- **STATED TASK**
Reproduce all the entries exactly.

- **Rows from a dataset**
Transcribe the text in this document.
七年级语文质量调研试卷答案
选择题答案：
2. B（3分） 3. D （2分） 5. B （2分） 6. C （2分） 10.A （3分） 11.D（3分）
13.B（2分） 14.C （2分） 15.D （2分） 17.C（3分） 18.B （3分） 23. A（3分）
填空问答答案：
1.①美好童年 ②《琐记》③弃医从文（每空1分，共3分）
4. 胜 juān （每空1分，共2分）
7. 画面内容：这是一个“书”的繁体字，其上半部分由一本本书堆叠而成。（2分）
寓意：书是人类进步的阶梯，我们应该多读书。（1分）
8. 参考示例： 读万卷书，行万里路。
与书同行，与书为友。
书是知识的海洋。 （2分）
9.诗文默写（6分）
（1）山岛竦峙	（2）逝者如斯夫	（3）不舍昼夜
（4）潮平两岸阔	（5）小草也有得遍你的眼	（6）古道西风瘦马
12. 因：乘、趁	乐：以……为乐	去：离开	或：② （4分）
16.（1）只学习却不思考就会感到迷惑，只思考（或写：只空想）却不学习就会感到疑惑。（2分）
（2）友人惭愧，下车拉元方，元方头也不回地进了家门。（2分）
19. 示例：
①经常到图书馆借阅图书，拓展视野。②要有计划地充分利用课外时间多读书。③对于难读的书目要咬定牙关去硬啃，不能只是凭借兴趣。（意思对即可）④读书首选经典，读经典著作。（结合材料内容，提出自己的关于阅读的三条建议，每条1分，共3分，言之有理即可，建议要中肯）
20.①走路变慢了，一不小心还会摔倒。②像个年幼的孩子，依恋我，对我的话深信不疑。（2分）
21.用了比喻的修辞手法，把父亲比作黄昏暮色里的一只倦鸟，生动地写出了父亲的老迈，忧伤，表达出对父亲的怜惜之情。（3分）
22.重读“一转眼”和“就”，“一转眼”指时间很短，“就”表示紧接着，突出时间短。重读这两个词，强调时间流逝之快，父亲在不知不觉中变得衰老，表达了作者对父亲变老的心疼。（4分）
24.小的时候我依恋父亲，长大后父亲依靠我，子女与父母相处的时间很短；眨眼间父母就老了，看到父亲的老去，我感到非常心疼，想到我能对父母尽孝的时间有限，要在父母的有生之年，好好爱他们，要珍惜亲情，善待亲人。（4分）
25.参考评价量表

- **RESULT OF THIS TASK**
Transcribe the text in this document.
七年级语文质量调研试卷答案
选择题答案：
2. B（3分） 3. D （2分） 5. B （2分） 6. C （2分） 10.A （3分） 11.D（3分）
13.B（2分） 14.C （2分） 15.D （2分） 17.C（3分） 18.B （3分） 23. A（3分）
填空问答答案：
1.①美好童年 ②《琐记》③弃医从文（每空1分，共3分）
4. 胜 juān （每空1分，共2分）
7. 画面内容：这是一个“书”的繁体字，其上半部分由一本本书堆叠而成。（2分）
寓意：书是人类进步的阶梯，我们应该多读书。（1分）
8. 参考示例： 读万卷书，行万里路。
与书同行，与书为友。
书是知识的海洋。 （2分）
9.诗文默写（6分）
（1）山岛竦峙	（2）逝者如斯夫	（3）不舍昼夜
（4）潮平两岸阔	（5）小草也有得遍你的眼	（6）古道西风瘦马
12. 因：乘、趁	乐：以……为乐	去：离开	或：② （4分）
16.（1）只学习却不思考就会感到迷惑，只思考（或写：只空想）却不学习就会感到疑惑。（2分）
（2）友人惭愧，下车拉元方，元方头也不回地进了家门。（2分）
19. 示例：
①经常到图书馆借阅图书，拓展视野。②要有计划地充分利用课外时间多读书。③对于难读的书目要咬定牙关去硬啃，不能只是凭借兴趣。（意思对即可）④读书首选经典，读经典著作。（结合材料内容，提出自己的关于阅读的三条建议，每条1分，共3分，言之有理即可，建议要中肯）
20.①走路变慢了，一不小心还会摔倒。②像个年幼的孩子，依恋我，对我的话深信不疑。（2分）
21.用了比喻的修辞手法，把父亲比作黄昏暮色里的一只倦鸟，生动地写出了父亲的老迈，忧伤，表达出对父亲的怜惜之情。（3分）
22.重读“一转眼”和“就”，“一转眼”指时间很短，“就”表示紧接着，突出时间短。重读这两个词，强调时间流逝之快，父亲在不知不觉中变得衰老，表达了作者对父亲变老的心疼。（4分）
24.小的时候我依恋父亲，长大后父亲依靠我，子女与父母相处的时间很短；眨眼间父母就老了，看到父亲的老去，我感到非常心疼，想到我能对父母尽孝的时间有限，要在父母的有生之年，好好爱他们，要珍惜亲情，善待亲人。（4分）
25.参考评价量表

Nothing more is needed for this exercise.